EXERCISE GOAL → Filter the records for lines holding the string "text".

Entries from a dataset:
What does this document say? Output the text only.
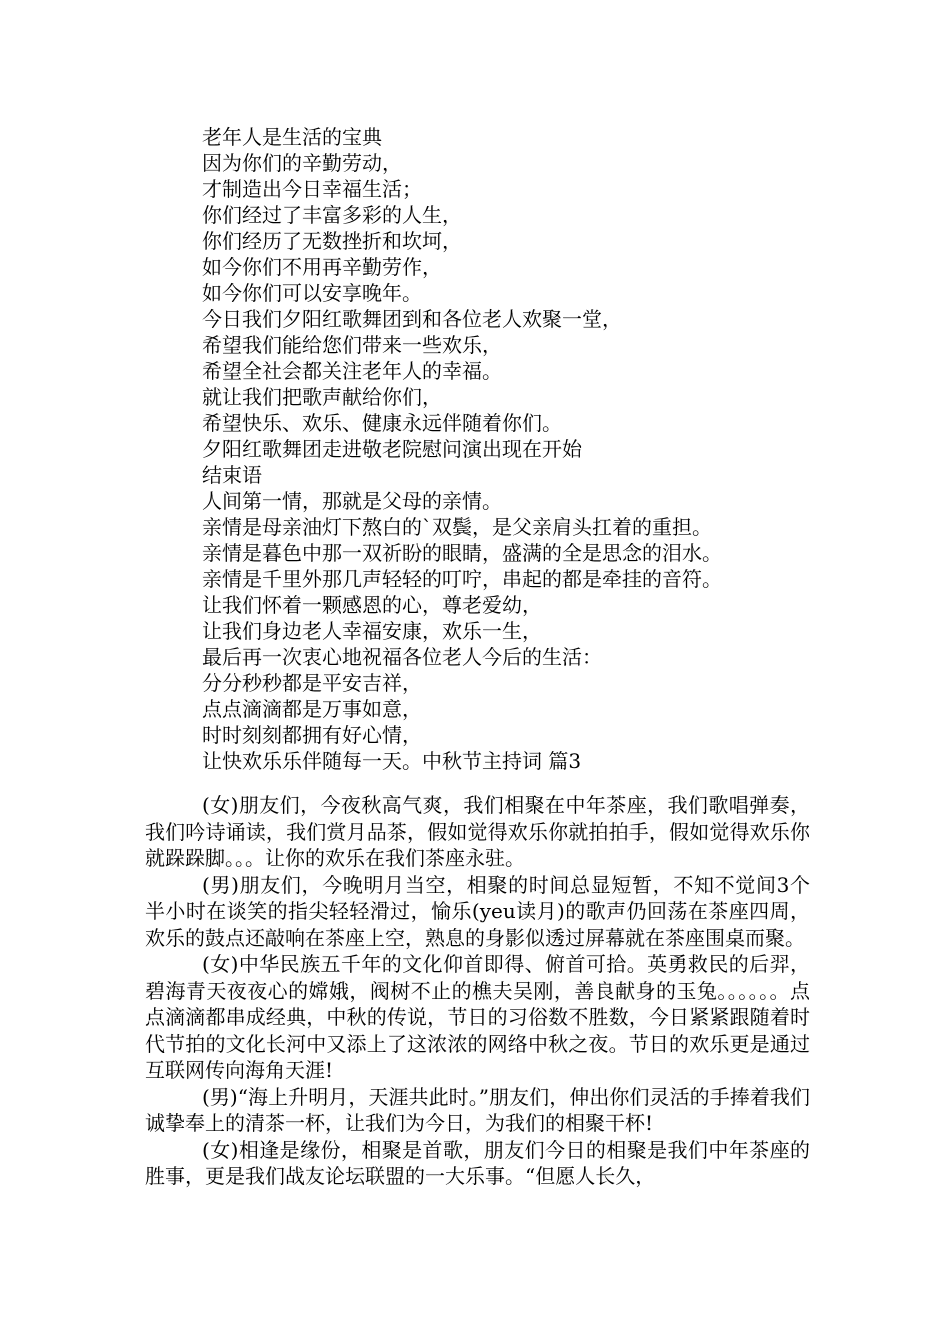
老年人是生活的宝典
因为你们的辛勤劳动，
才制造出今日幸福生活；
你们经过了丰富多彩的人生，
你们经历了无数挫折和坎坷，
如今你们不用再辛勤劳作，
如今你们可以安享晚年。
今日我们夕阳红歌舞团到和各位老人欢聚一堂，
希望我们能给您们带来一些欢乐，
希望全社会都关注老年人的幸福。
就让我们把歌声献给你们，
希望快乐、欢乐、健康永远伴随着你们。
夕阳红歌舞团走进敬老院慰问演出现在开始
结束语
人间第一情，那就是父母的亲情。
亲情是母亲油灯下熬白的`双鬓，是父亲肩头扛着的重担。
亲情是暮色中那一双祈盼的眼睛，盛满的全是思念的泪水。
亲情是千里外那几声轻轻的叮咛，串起的都是牵挂的音符。
让我们怀着一颗感恩的心，尊老爱幼，
让我们身边老人幸福安康，欢乐一生，
最后再一次衷心地祝福各位老人今后的生活：
分分秒秒都是平安吉祥，
点点滴滴都是万事如意，
时时刻刻都拥有好心情，
让快欢乐乐伴随每一天。中秋节主持词 篇3

(女)朋友们，今夜秋高气爽，我们相聚在中年茶座，我们歌唱弹奏，我们吟诗诵读，我们赏月品茶，假如觉得欢乐你就拍拍手，假如觉得欢乐你就跺跺脚。。。让你的欢乐在我们茶座永驻。

(男)朋友们，今晚明月当空，相聚的时间总显短暂，不知不觉间3个半小时在谈笑的指尖轻轻滑过，愉乐(yeu读月)的歌声仍回荡在茶座四周，欢乐的鼓点还敲响在茶座上空，熟息的身影似透过屏幕就在茶座围桌而聚。

(女)中华民族五千年的文化仰首即得、俯首可拾。英勇救民的后羿，碧海青天夜夜心的嫦娥，阀树不止的樵夫吴刚，善良献身的玉兔。。。。。。点点滴滴都串成经典，中秋的传说，节日的习俗数不胜数，今日紧紧跟随着时代节拍的文化长河中又添上了这浓浓的网络中秋之夜。节日的欢乐更是通过互联网传向海角天涯!

(男)“海上升明月，天涯共此时。”朋友们，伸出你们灵活的手捧着我们诚挚奉上的清茶一杯，让我们为今日，为我们的相聚干杯!

(女)相逢是缘份，相聚是首歌，朋友们今日的相聚是我们中年茶座的胜事，更是我们战友论坛联盟的一大乐事。“但愿人长久，
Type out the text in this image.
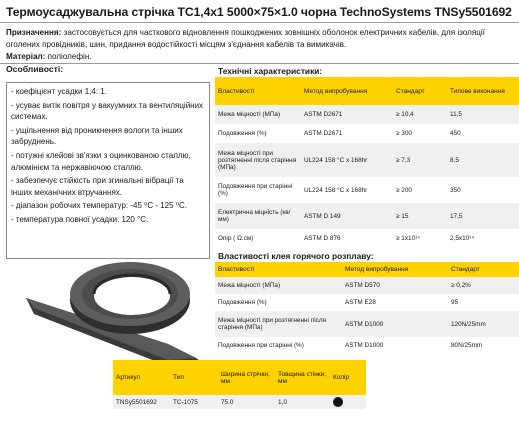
Термоусаджувальна стрічка ТС1,4х1 5000×75×1.0 чорна TechnoSystems TNSy5501692
Призначення: застосовується для часткового відновлення пошкоджених зовнішніх оболонок електричних кабелів, для ізоляції оголених провідників, шин, придання водостійкості місцям з'єднання кабелів та вимикачів.
Матеріал: поліолефін.
Особливості:
- коефіцієнт усадки 1,4: 1.
- усуває витік повітря у вакуумних та вентиляційних системах.
- ущільнення від проникнення вологи та інших забруднень.
- потужні клейові зв'язки з оцинкованою сталлю, алюмінієм та нержавіючою сталлю.
- забезпечує стійкість при згинальні вібрації та інших механічних втручаннях.
- діапазон робочих температур: -45 ⁰С - 125 ⁰С.
- температура повної усадки: 120 °С.
Технічні характеристики:
Властивості	Метод випробування	Стандарт	Типове виконання
Межа міцності (МПа)	ASTM D2671	≥ 10,4	11,5
Подовження (%)	ASTM D2671	≥ 300	450
Межа міцності при розтягненні після старіння (МПа)	UL224 158 °С х 168hr	≥ 7,3	8,5
Подовження при старінні (%)	UL224 158 °С х 168hr	≥ 200	350
Електрична міцність (кв/мм)	ASTM D 149	≥ 15	17,5
Опір ( Ω.см)	ASTM D 876	≥ 1х10¹⁴	2,5х10¹⁴
Властивості клея горячого розплаву:
Властивості	Метод випробування	Стандарт
Межа міцності (МПа)	ASTM D570	≥ 0,2%
Подовження (%)	ASTM E28	95
Межа міцності при розтягненні після старіння (МПа)	ASTM D1000	120N/25mm
Подовження при старінні (%)	ASTM D1000	80N/25mm
Артикул	Тип	Ширина стрічки, мм	Товщина стінки, мм	Колір
TNSy5501692	ТС-1075	75,0	1,0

SOLUTION →
What does this document say? Output the text only.
Type out the text in this image.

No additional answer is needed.